[Dataset items]
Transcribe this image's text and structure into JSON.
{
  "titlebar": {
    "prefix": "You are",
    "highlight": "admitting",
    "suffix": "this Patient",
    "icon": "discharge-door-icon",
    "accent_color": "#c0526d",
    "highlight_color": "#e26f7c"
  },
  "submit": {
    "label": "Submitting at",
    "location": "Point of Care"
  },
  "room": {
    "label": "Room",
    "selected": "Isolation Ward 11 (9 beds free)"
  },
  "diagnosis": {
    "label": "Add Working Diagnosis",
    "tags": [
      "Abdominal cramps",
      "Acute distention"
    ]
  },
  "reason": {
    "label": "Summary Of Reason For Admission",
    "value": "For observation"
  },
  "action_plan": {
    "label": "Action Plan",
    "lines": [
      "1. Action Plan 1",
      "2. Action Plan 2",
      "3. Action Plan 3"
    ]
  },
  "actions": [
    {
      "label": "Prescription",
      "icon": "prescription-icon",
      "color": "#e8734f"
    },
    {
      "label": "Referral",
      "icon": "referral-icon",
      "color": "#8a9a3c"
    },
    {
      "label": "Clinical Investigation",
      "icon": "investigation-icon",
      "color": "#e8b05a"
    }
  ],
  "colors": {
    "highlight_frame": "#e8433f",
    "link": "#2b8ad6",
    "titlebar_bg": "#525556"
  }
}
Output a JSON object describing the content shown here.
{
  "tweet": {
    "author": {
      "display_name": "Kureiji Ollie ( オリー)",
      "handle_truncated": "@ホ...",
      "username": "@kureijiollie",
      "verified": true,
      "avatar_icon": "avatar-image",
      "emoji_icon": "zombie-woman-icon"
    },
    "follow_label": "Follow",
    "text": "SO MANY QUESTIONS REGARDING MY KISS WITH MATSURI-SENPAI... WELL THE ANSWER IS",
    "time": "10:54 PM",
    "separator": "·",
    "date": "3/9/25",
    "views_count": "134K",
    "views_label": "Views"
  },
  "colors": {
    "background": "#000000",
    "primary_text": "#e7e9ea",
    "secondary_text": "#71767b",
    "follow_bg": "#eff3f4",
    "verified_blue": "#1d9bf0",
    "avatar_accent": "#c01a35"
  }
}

◆ Task to complete:
Exactly reproduce the material above.

◆ Solution to this exercise:
Transcribe this image's text and structure into JSON.
{
  "titlebar": {
    "prefix": "You are",
    "highlight": "admitting",
    "suffix": "this Patient",
    "icon": "discharge-door-icon",
    "accent_color": "#c0526d",
    "highlight_color": "#e26f7c"
  },
  "submit": {
    "label": "Submitting at",
    "location": "Point of Care"
  },
  "room": {
    "label": "Room",
    "selected": "Isolation Ward 11 (9 beds free)"
  },
  "diagnosis": {
    "label": "Add Working Diagnosis",
    "tags": [
      "Abdominal cramps",
      "Acute distention"
    ]
  },
  "reason": {
    "label": "Summary Of Reason For Admission",
    "value": "For observation"
  },
  "action_plan": {
    "label": "Action Plan",
    "lines": [
      "1. Action Plan 1",
      "2. Action Plan 2",
      "3. Action Plan 3"
    ]
  },
  "actions": [
    {
      "label": "Prescription",
      "icon": "prescription-icon",
      "color": "#e8734f"
    },
    {
      "label": "Referral",
      "icon": "referral-icon",
      "color": "#8a9a3c"
    },
    {
      "label": "Clinical Investigation",
      "icon": "investigation-icon",
      "color": "#e8b05a"
    }
  ],
  "colors": {
    "highlight_frame": "#e8433f",
    "link": "#2b8ad6",
    "titlebar_bg": "#525556"
  }
}
Output a JSON object describing the content shown here.
{
  "tweet": {
    "author": {
      "display_name": "Kureiji Ollie ( オリー)",
      "handle_truncated": "@ホ...",
      "username": "@kureijiollie",
      "verified": true,
      "avatar_icon": "avatar-image",
      "emoji_icon": "zombie-woman-icon"
    },
    "follow_label": "Follow",
    "text": "SO MANY QUESTIONS REGARDING MY KISS WITH MATSURI-SENPAI... WELL THE ANSWER IS",
    "time": "10:54 PM",
    "separator": "·",
    "date": "3/9/25",
    "views_count": "134K",
    "views_label": "Views"
  },
  "colors": {
    "background": "#000000",
    "primary_text": "#e7e9ea",
    "secondary_text": "#71767b",
    "follow_bg": "#eff3f4",
    "verified_blue": "#1d9bf0",
    "avatar_accent": "#c01a35"
  }
}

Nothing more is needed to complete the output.